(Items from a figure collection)
-=-=-=-=-

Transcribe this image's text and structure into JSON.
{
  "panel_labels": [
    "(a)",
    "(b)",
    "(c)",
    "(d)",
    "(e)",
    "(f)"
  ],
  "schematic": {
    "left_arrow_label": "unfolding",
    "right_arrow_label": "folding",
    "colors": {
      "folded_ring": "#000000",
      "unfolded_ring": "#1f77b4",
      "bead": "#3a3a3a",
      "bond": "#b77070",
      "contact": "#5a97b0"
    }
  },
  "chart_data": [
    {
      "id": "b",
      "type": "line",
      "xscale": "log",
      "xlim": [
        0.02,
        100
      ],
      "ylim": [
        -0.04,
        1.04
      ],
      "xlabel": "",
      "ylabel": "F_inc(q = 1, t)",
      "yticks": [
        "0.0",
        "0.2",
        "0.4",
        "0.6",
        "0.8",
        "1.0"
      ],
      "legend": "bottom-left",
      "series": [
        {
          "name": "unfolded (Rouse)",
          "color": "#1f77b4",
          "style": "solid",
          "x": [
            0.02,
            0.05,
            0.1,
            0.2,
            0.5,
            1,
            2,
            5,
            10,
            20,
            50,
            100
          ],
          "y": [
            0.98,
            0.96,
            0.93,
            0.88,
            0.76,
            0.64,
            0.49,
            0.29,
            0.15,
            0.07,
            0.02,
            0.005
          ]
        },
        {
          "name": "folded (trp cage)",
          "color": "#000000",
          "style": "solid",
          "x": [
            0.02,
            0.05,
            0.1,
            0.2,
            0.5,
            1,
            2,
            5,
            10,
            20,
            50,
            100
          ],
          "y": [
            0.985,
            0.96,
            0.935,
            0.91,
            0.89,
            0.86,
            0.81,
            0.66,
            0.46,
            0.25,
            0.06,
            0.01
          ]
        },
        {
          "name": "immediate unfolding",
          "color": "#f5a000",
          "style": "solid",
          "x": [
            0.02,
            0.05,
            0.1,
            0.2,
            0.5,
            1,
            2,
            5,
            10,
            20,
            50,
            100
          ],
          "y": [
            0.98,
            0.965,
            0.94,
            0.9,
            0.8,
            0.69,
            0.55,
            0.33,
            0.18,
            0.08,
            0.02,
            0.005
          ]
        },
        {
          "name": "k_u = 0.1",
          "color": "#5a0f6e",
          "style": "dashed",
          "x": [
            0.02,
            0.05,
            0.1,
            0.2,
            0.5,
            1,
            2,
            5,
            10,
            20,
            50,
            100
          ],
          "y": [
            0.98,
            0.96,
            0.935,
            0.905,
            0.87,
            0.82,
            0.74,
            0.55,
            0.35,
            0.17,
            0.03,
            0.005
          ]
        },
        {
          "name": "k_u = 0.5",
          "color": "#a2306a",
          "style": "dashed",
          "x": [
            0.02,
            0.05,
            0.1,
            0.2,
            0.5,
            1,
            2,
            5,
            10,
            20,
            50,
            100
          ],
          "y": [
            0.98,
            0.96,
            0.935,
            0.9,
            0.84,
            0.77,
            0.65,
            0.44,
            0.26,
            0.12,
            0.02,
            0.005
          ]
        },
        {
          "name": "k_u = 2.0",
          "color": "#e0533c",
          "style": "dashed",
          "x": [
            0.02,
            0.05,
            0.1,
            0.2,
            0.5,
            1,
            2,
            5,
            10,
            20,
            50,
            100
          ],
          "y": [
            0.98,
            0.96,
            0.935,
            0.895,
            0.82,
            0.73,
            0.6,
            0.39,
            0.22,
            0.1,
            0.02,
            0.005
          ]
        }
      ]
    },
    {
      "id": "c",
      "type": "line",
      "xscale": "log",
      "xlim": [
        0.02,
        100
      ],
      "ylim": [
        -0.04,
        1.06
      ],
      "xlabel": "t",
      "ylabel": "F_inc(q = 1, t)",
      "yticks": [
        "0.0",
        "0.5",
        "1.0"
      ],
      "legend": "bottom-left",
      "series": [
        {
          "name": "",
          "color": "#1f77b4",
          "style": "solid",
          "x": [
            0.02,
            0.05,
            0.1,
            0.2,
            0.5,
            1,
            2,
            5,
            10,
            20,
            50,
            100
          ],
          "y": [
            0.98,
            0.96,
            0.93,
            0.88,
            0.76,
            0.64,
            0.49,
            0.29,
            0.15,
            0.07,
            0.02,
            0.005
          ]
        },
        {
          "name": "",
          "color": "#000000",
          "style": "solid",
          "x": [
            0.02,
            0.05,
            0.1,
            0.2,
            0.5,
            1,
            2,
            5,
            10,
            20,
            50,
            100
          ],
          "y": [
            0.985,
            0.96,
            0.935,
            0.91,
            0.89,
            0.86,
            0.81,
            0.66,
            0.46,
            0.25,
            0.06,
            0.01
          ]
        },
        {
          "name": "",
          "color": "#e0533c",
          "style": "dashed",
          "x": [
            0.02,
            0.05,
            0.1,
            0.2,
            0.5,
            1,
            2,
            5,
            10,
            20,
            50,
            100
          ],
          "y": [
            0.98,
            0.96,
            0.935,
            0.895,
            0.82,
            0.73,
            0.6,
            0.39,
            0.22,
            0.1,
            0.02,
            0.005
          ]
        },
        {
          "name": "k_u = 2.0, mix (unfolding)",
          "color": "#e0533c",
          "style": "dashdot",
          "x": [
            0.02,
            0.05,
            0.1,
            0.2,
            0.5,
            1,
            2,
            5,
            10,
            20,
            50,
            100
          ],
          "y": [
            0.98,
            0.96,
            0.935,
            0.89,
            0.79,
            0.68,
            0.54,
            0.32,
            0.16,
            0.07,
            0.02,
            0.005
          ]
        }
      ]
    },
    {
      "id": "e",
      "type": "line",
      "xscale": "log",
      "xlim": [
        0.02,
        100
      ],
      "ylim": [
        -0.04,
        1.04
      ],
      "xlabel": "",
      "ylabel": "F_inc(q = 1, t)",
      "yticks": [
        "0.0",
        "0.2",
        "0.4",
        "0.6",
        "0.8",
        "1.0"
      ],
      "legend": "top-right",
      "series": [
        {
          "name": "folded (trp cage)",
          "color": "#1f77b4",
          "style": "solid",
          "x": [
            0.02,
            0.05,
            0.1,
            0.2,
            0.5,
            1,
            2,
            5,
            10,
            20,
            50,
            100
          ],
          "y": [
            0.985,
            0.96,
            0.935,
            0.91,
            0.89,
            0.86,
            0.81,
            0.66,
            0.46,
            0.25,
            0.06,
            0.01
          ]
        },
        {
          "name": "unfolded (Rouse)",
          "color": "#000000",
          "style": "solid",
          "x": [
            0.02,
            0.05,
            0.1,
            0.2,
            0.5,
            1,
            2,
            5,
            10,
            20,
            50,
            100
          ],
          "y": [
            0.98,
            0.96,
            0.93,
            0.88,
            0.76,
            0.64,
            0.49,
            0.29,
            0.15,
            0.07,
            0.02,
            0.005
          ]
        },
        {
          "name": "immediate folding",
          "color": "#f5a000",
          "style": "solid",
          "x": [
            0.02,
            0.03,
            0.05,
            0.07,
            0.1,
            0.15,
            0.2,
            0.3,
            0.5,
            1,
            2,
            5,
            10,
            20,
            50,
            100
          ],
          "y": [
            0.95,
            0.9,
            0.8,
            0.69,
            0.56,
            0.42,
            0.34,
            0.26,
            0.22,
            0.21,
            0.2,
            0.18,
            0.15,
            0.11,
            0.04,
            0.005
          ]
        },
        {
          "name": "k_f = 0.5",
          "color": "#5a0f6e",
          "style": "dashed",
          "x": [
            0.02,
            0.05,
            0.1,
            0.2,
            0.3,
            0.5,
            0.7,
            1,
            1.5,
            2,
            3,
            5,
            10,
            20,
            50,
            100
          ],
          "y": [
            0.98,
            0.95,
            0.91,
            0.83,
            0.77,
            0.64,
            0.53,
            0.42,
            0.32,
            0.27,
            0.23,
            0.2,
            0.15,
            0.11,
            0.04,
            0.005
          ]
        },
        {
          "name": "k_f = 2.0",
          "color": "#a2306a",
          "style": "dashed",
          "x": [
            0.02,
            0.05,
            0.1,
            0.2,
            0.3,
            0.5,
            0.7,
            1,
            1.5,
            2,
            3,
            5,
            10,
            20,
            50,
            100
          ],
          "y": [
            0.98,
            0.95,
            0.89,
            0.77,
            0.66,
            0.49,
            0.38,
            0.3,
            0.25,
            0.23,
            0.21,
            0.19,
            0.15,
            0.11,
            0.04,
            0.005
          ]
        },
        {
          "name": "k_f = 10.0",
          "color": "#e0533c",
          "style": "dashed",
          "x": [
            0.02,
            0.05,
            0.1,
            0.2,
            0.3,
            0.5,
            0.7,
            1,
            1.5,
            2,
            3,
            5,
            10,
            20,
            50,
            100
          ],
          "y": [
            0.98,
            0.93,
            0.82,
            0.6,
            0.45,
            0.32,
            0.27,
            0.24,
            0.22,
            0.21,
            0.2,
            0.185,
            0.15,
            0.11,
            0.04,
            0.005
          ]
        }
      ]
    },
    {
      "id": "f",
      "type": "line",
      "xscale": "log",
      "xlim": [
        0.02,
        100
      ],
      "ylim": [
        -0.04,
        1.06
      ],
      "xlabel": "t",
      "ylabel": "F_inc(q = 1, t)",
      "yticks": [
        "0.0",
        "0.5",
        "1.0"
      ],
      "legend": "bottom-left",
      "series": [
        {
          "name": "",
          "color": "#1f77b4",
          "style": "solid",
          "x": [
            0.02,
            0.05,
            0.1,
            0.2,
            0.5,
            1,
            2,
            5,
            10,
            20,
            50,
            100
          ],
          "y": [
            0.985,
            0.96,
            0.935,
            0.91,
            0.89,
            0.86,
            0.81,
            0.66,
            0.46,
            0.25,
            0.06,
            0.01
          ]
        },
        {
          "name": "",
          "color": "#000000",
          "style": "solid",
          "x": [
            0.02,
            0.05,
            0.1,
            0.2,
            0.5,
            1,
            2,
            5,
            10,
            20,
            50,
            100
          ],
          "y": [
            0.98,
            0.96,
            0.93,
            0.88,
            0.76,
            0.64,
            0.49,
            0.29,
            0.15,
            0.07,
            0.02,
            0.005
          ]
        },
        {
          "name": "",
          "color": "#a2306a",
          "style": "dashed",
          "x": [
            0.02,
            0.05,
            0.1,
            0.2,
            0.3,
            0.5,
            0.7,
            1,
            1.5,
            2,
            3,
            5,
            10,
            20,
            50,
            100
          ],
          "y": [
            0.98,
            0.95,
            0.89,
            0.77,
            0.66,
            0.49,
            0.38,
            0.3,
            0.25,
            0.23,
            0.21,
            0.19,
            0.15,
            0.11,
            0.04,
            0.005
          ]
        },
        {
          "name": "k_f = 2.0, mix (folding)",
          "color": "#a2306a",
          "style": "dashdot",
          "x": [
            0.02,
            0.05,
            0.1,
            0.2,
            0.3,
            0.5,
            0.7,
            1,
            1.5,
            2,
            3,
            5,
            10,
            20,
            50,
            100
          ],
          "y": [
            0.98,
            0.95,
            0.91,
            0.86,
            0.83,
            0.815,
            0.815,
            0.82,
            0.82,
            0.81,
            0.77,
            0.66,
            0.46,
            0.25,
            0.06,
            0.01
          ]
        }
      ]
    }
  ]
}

-=-=-=-=-

**TO DO:**
Pull every line containing the word "unfolding" out of the entries above.

**RESPONSE BELOW:**
    "left_arrow_label": "unfolding",
          "name": "immediate unfolding",
          "name": "k_u = 2.0, mix (unfolding)",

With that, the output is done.